**Excerpt**
---+---

# what would you wear with these boots?



## tara_hearts (Nov 16, 2008)

Just got these from shoe station the other day and I love them. Just not sure what exactly to wear with them 
	

	
	
		
		

		
		
	


	




 Like, what colors besides the basic grey/black. Any suggestions?


----------



## florabundance (Nov 16, 2008)

they're cute. i'd probably wear them with either skinny jeans, or calf-length leggings with a cute oversized sweater/cardigan..or with tights and a mini skirt. they're versatile


----------



## RoseyPosey (Nov 18, 2008)

They are black, so you can wear them with ANYTHING. black is a neautral!


----------



## Shimmer (Nov 18, 2008)

Pretty much everything.


----------



## rachybloom (Nov 18, 2008)

I have boots just like that that I got from Nordstrom last year.. but they're black leather (those look like suede?)

You can wear pretty much everything.. I wore them with girly dresses, skinny jeans with floaty blouses with a blazer on top..


----------



## sambibabe (Dec 2, 2008)

Since the boots are black, I wouldn't wear them with black - you've gotta be able to show off your boots!  Dark Brown or grey woolen leggings would look good (very Sienna Miller)and  I have also seen some funky colored leggings (grey purple, dark green etc) with subtle pearls and they would look cute too..   If you feel  brave, you can wear them with a little pleated skirt or A-line skirt.


----------



## macchristyy (Dec 20, 2008)

---+---

**Given data**
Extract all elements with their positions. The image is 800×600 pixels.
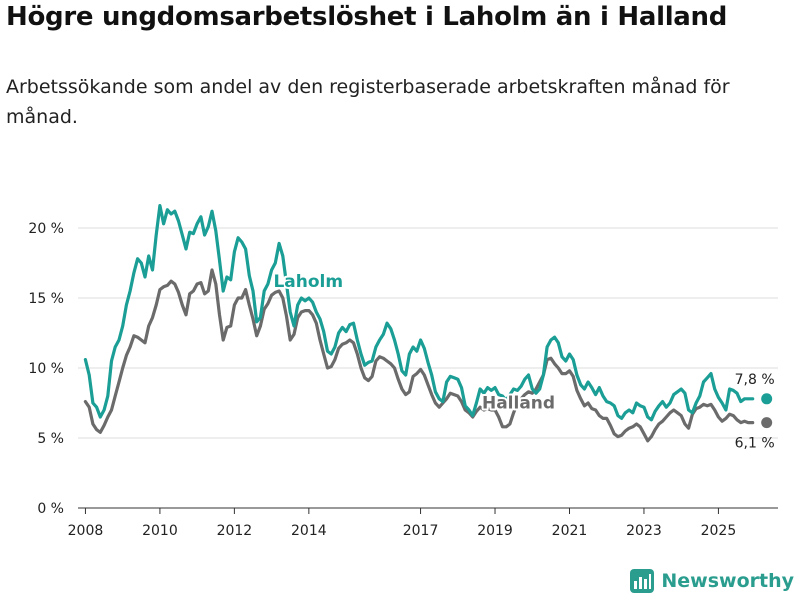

---+---

**What you need to do**
Write the next part of the forum thread about what to wear with the black boots, picking up after its last line.

**Exercise result**
Anything And Everything Girl!


----------



## dominichulinda (Dec 21, 2008)

I wear my tall flat boots w/ leggings.


----------



## iadoremac (Dec 21, 2008)

I would wear them with leggings or skinny jeans but wouldnt wear them with a skirt or a dress


----------



## Ms.Matashi (Dec 21, 2008)

Those are cute. Like everyone said you can wear them with everything. A pair of skinny jeans and a black sweater or something of that nature.


----------



## preciouscharm (Dec 21, 2008)

I say skinny jeans and match it with any top since they are black. I wouldn't wear it with a dress either but thats just my style.


----------



## caitlin1593 (Dec 21, 2008)

id wear them tucked in skinny jeans
=]


----------



## TISH1124 (Dec 21, 2008)

I have almost similar boots.....My only pair of flat boots...I wear them with everything...skinny jeans...any jeans...I am lazy I even throw them on with yoga pants and a sweatshirt....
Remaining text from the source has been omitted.